- [Given instruction]:
Search the data for the word "right" and copy every line where it occurs.

- [Records for the exercise]:
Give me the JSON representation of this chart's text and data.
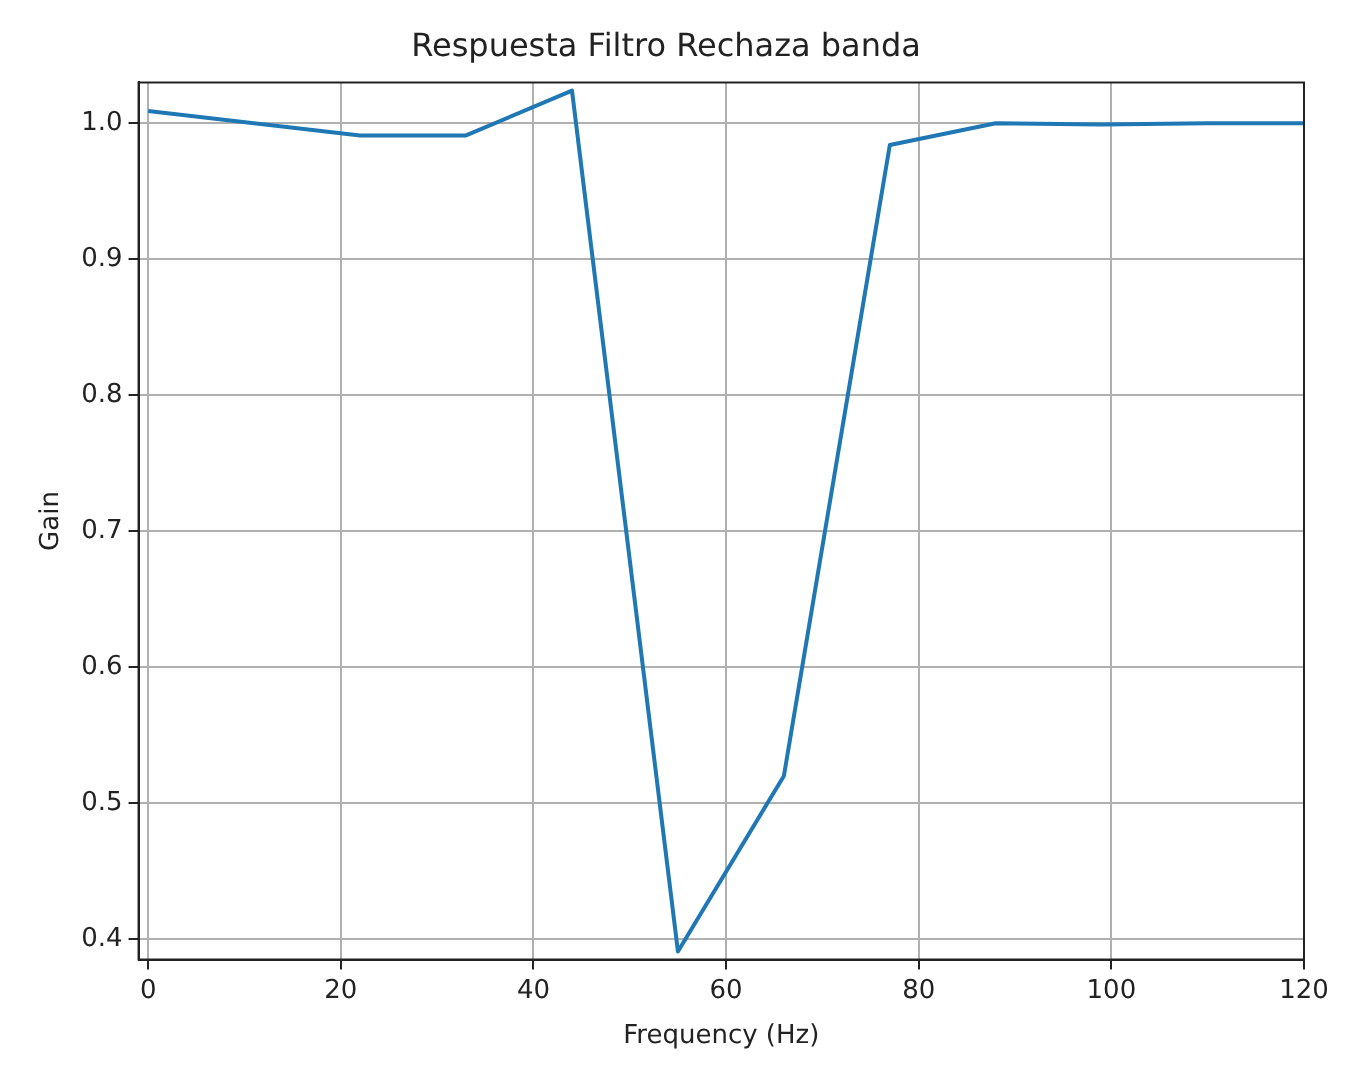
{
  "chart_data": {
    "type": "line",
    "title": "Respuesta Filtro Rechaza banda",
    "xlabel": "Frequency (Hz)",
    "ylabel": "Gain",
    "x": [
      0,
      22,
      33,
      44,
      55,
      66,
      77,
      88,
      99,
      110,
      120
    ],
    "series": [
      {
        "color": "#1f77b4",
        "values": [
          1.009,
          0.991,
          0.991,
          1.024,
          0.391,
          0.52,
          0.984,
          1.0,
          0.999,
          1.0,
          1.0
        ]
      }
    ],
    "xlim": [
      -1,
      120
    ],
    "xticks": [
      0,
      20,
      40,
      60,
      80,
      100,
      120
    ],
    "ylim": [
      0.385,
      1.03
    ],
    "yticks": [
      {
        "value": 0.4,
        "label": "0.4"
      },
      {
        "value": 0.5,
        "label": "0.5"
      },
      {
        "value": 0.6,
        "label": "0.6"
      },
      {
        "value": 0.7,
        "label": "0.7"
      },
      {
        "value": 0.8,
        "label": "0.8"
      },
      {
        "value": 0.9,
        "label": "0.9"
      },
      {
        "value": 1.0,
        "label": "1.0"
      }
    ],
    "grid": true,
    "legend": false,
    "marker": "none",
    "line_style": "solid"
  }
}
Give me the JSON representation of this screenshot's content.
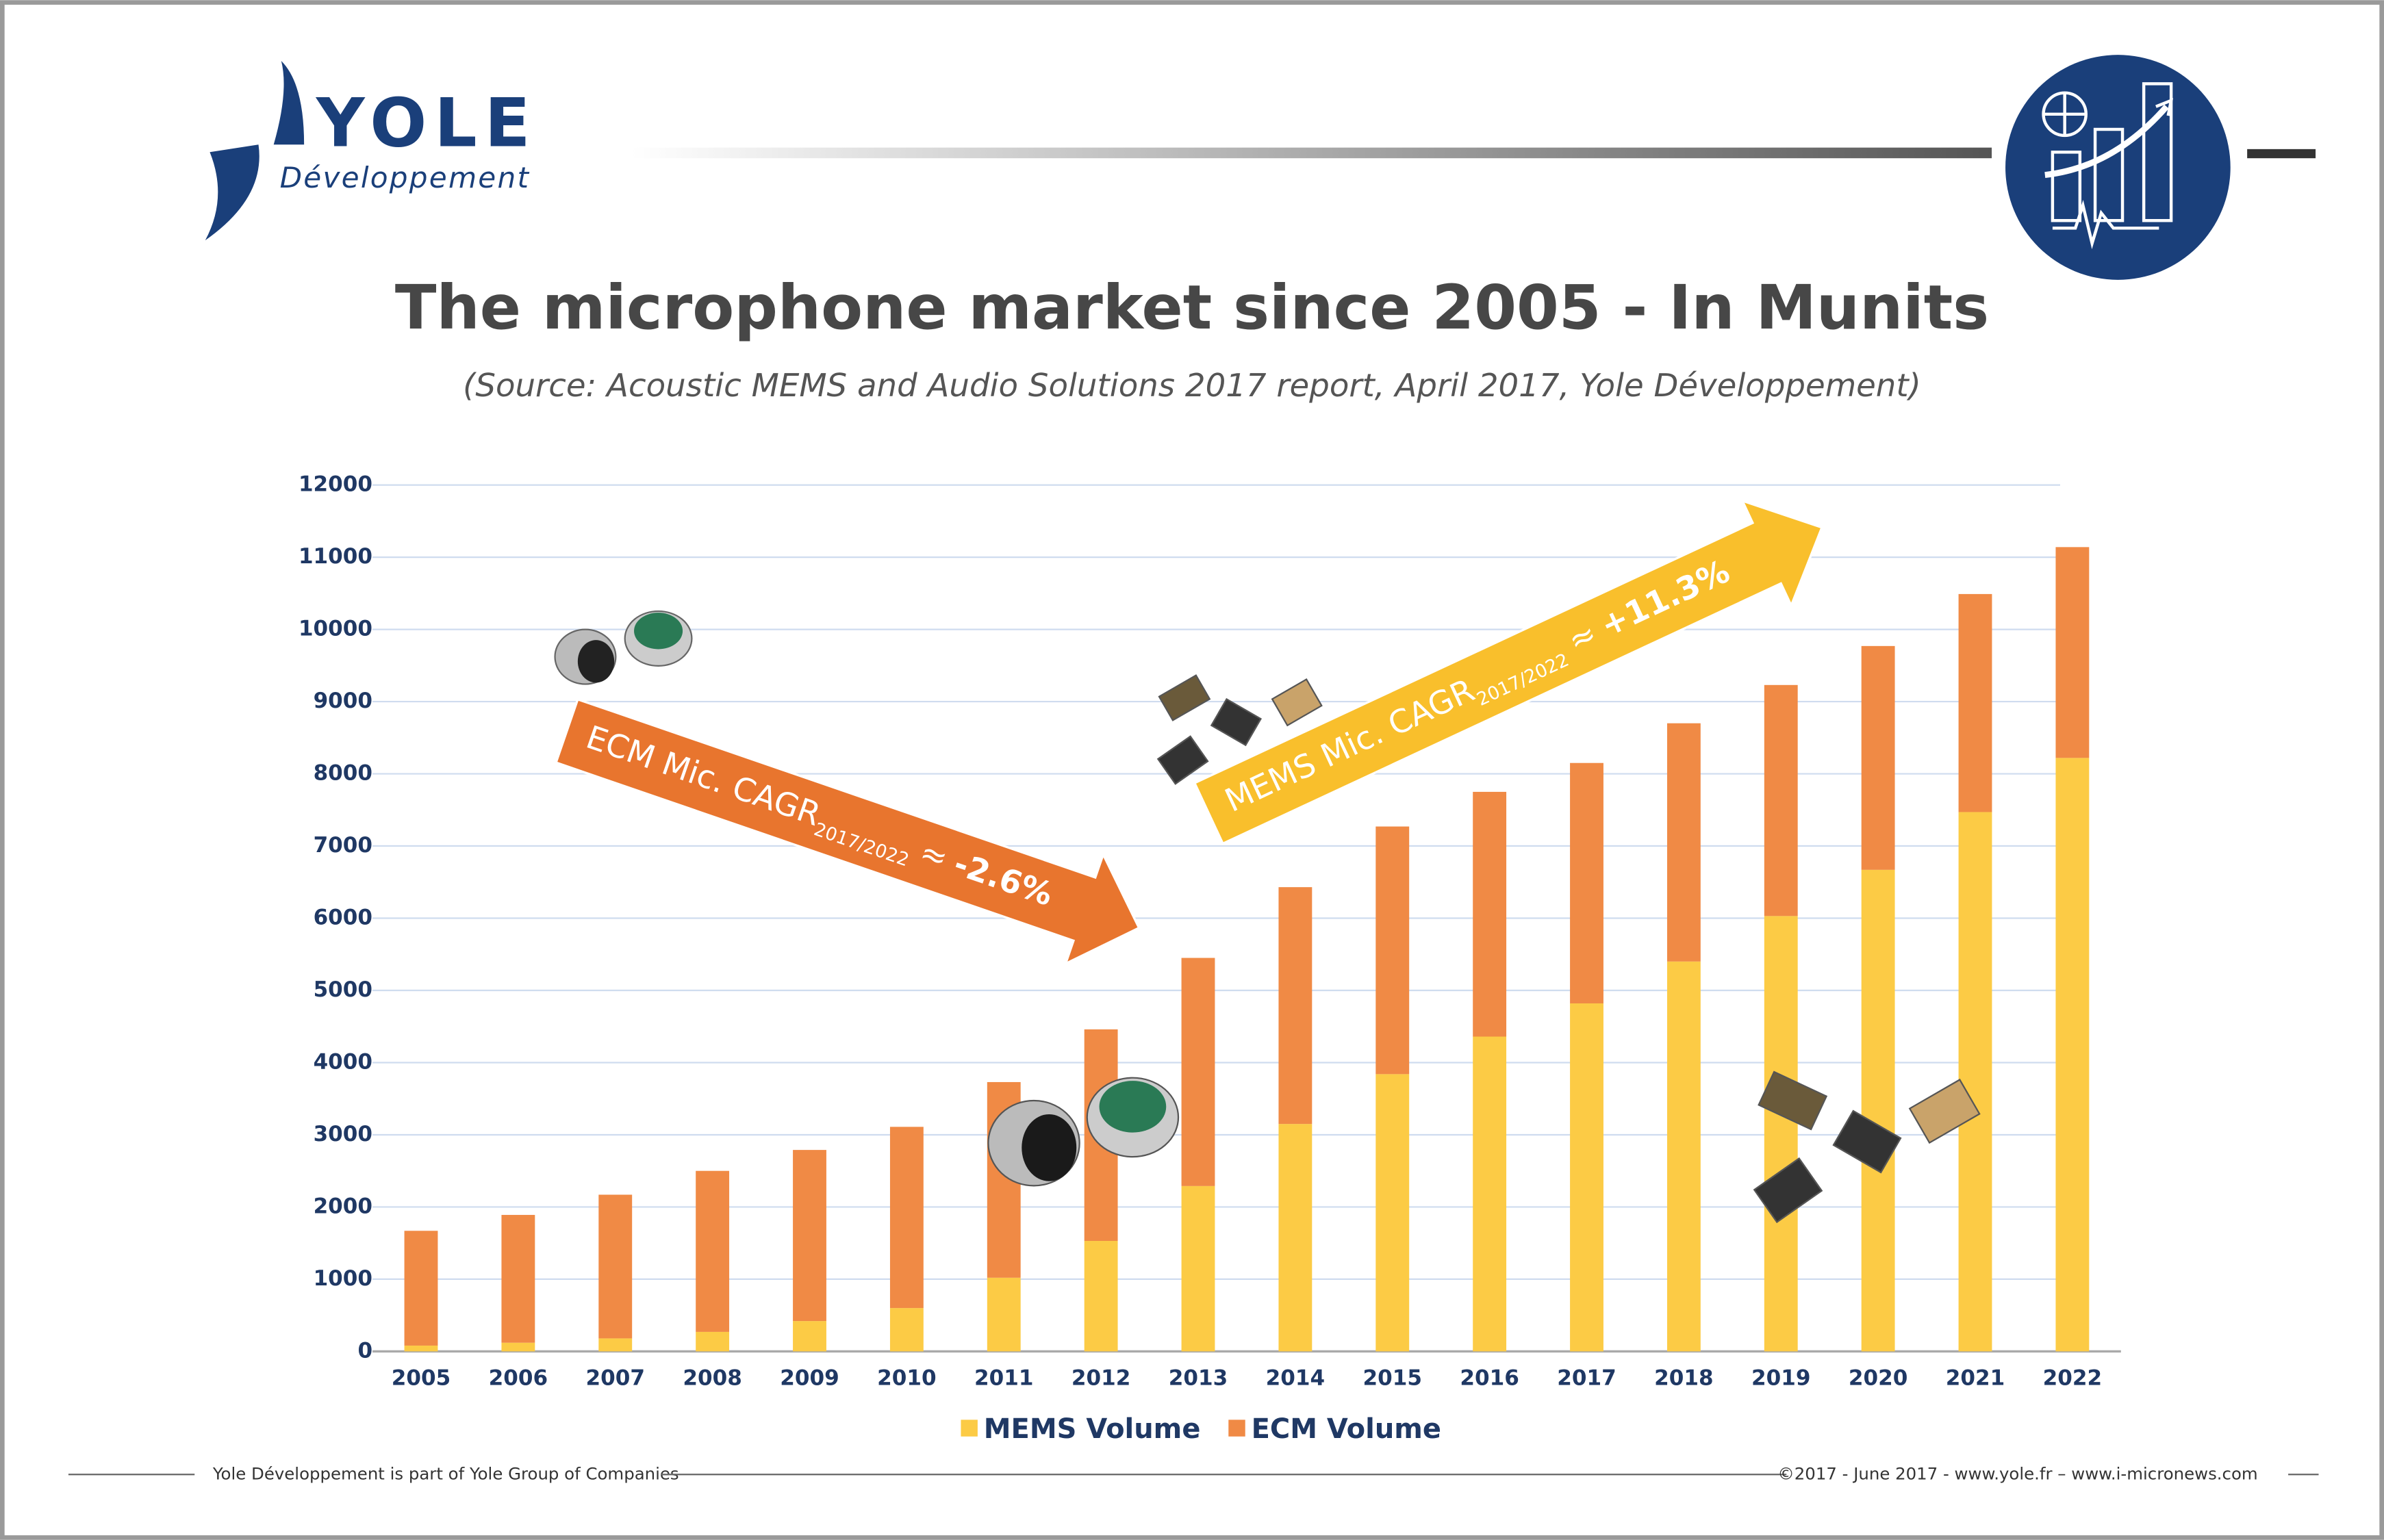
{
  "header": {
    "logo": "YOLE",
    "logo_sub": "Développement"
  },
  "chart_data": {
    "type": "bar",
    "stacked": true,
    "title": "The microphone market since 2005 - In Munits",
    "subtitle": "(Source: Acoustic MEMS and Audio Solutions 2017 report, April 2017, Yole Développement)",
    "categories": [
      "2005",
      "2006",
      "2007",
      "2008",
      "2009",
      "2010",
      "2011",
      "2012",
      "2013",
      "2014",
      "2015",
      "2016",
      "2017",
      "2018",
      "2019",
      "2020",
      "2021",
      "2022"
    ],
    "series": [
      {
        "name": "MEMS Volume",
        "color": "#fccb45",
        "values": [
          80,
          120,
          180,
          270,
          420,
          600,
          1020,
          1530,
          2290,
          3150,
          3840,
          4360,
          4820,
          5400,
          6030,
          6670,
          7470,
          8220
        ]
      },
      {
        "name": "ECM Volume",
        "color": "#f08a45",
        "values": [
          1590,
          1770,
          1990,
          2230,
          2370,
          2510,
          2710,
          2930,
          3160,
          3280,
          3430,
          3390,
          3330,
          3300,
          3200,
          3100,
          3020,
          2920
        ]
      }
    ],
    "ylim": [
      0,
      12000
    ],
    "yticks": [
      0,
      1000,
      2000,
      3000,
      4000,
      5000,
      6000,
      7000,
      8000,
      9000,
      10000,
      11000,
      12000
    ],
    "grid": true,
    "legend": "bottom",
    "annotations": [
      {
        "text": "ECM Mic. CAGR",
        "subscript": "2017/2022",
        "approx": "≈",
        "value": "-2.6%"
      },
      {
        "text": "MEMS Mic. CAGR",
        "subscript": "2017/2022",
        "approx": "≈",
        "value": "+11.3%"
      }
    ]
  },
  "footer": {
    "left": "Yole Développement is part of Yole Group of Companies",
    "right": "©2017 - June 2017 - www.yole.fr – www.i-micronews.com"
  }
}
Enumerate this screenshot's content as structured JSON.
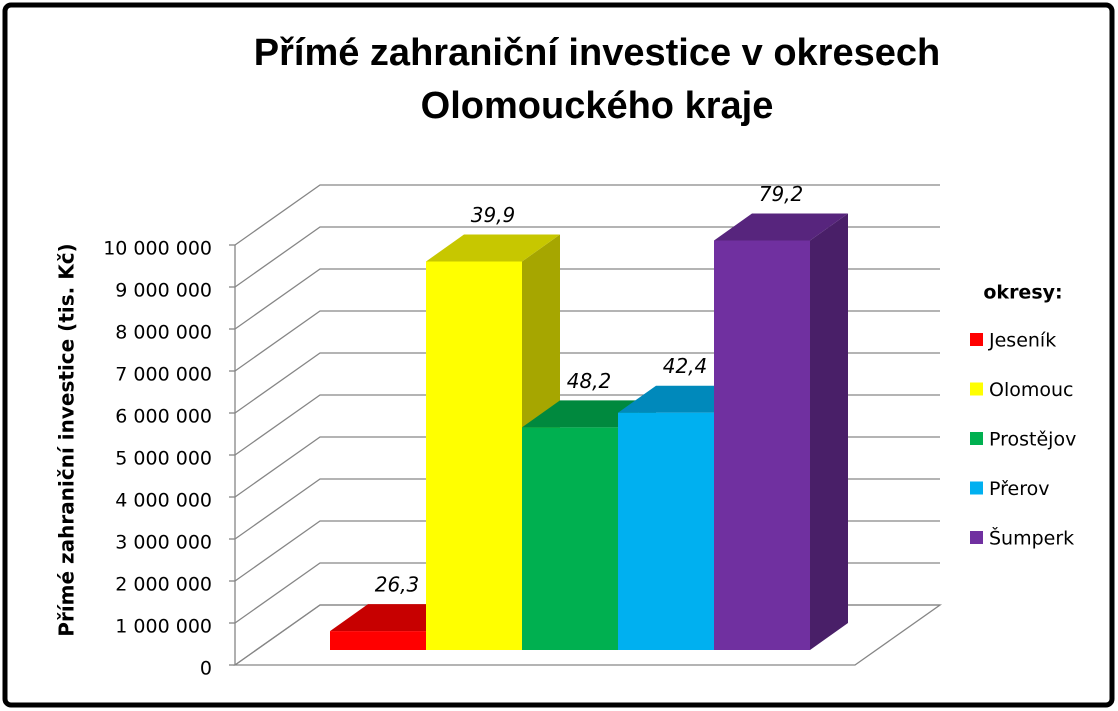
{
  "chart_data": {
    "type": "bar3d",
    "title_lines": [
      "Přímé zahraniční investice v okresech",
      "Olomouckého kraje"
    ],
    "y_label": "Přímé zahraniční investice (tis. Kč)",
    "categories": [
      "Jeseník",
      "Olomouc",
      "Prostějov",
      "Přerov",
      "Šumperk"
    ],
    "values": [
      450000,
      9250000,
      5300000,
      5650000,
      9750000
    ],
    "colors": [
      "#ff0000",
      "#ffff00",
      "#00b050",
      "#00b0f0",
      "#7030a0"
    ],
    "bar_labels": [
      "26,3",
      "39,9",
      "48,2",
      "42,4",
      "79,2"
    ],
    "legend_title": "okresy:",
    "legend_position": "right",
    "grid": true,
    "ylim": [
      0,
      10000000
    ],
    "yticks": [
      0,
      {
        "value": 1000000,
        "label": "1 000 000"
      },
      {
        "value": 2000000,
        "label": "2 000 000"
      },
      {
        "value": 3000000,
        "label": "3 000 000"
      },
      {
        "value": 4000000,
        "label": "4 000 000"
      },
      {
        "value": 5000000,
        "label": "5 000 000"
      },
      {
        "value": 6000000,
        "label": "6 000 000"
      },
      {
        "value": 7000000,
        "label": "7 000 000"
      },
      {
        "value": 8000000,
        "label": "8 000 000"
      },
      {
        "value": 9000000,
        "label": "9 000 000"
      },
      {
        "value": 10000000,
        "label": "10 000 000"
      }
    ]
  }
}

- [Complete output]:
    "right": "©2017 - June 2017 - www.yole.fr – www.i-micronews.com"
    "legend_position": "right",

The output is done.